→ TASK DESCRIPTION: Copy the records below exactly, omitting any pictures they contain.
-- start INFORMATION PROVIDED --
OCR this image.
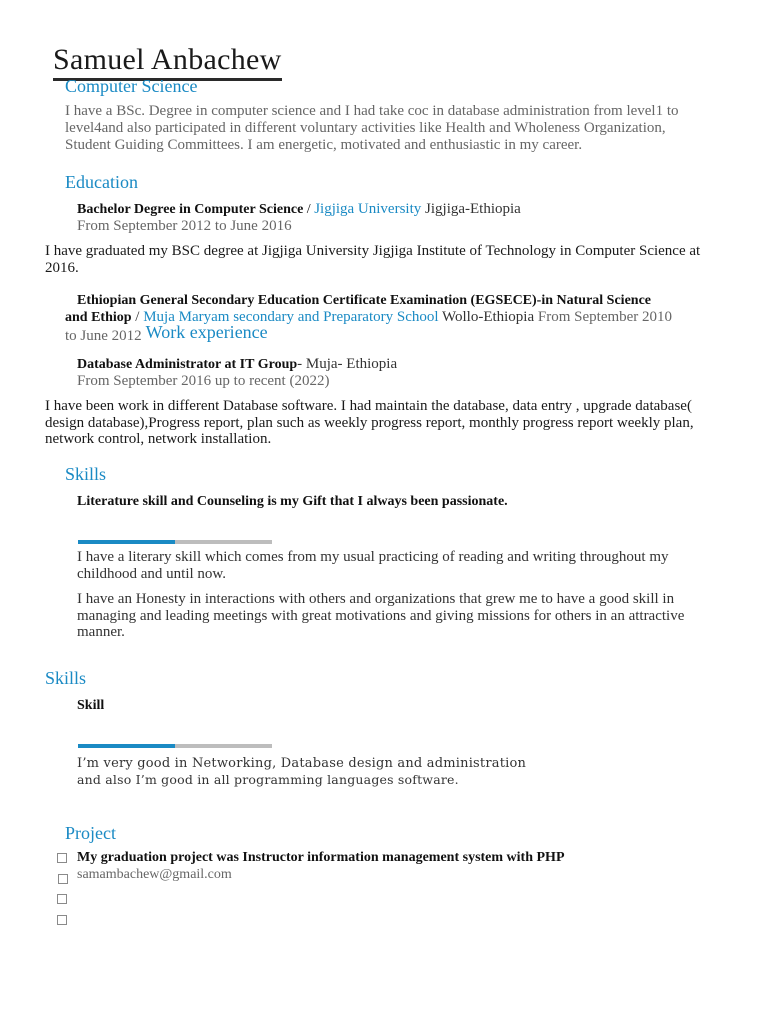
Samuel Anbachew
Computer Science
I have a BSc. Degree in computer science and I had take coc in database administration from level1 to level4and also participated in different voluntary activities like Health and Wholeness Organization, Student Guiding Committees. I am energetic, motivated and enthusiastic in my career.
Education
Bachelor Degree in Computer Science / Jigjiga University Jigjiga-Ethiopia
From September 2012 to June 2016
I have graduated my BSC degree at Jigjiga University Jigjiga Institute of Technology in Computer Science at 2016.
Ethiopian General Secondary Education Certificate Examination (EGSECE)-in Natural Science
and Ethiop / Muja Maryam secondary and Preparatory School Wollo-Ethiopia From September 2010
to June 2012 Work experience
Database Administrator at IT Group- Muja- Ethiopia
From September 2016 up to recent (2022)
I have been work in different Database software. I had maintain the database, data entry , upgrade database( design database),Progress report, plan such as weekly progress report, monthly progress report weekly plan, network control, network installation.
Skills
Literature skill and Counseling is my Gift that I always been passionate.
I have a literary skill which comes from my usual practicing of reading and writing throughout my childhood and until now.
I have an Honesty in interactions with others and organizations that grew me to have a good skill in managing and leading meetings with great motivations and giving missions for others in an attractive manner.
Skills
Skill
I’m very good in Networking, Database design and administration
and also I’m good in all programming languages software.
Project
My graduation project was Instructor information management system with PHP
samambachew@gmail.com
-- end INFORMATION PROVIDED --
→ RESPONSE:
OCR this image.
Samuel Anbachew
Computer Science
I have a BSc. Degree in computer science and I had take coc in database administration from level1 to level4and also participated in different voluntary activities like Health and Wholeness Organization, Student Guiding Committees. I am energetic, motivated and enthusiastic in my career.
Education
Bachelor Degree in Computer Science / Jigjiga University Jigjiga-Ethiopia
From September 2012 to June 2016
I have graduated my BSC degree at Jigjiga University Jigjiga Institute of Technology in Computer Science at 2016.
Ethiopian General Secondary Education Certificate Examination (EGSECE)-in Natural Science
and Ethiop / Muja Maryam secondary and Preparatory School Wollo-Ethiopia From September 2010
to June 2012 Work experience
Database Administrator at IT Group- Muja- Ethiopia
From September 2016 up to recent (2022)
I have been work in different Database software. I had maintain the database, data entry , upgrade database( design database),Progress report, plan such as weekly progress report, monthly progress report weekly plan, network control, network installation.
Skills
Literature skill and Counseling is my Gift that I always been passionate.
I have a literary skill which comes from my usual practicing of reading and writing throughout my childhood and until now.
I have an Honesty in interactions with others and organizations that grew me to have a good skill in managing and leading meetings with great motivations and giving missions for others in an attractive manner.
Skills
Skill
I’m very good in Networking, Database design and administration
and also I’m good in all programming languages software.
Project
My graduation project was Instructor information management system with PHP
samambachew@gmail.com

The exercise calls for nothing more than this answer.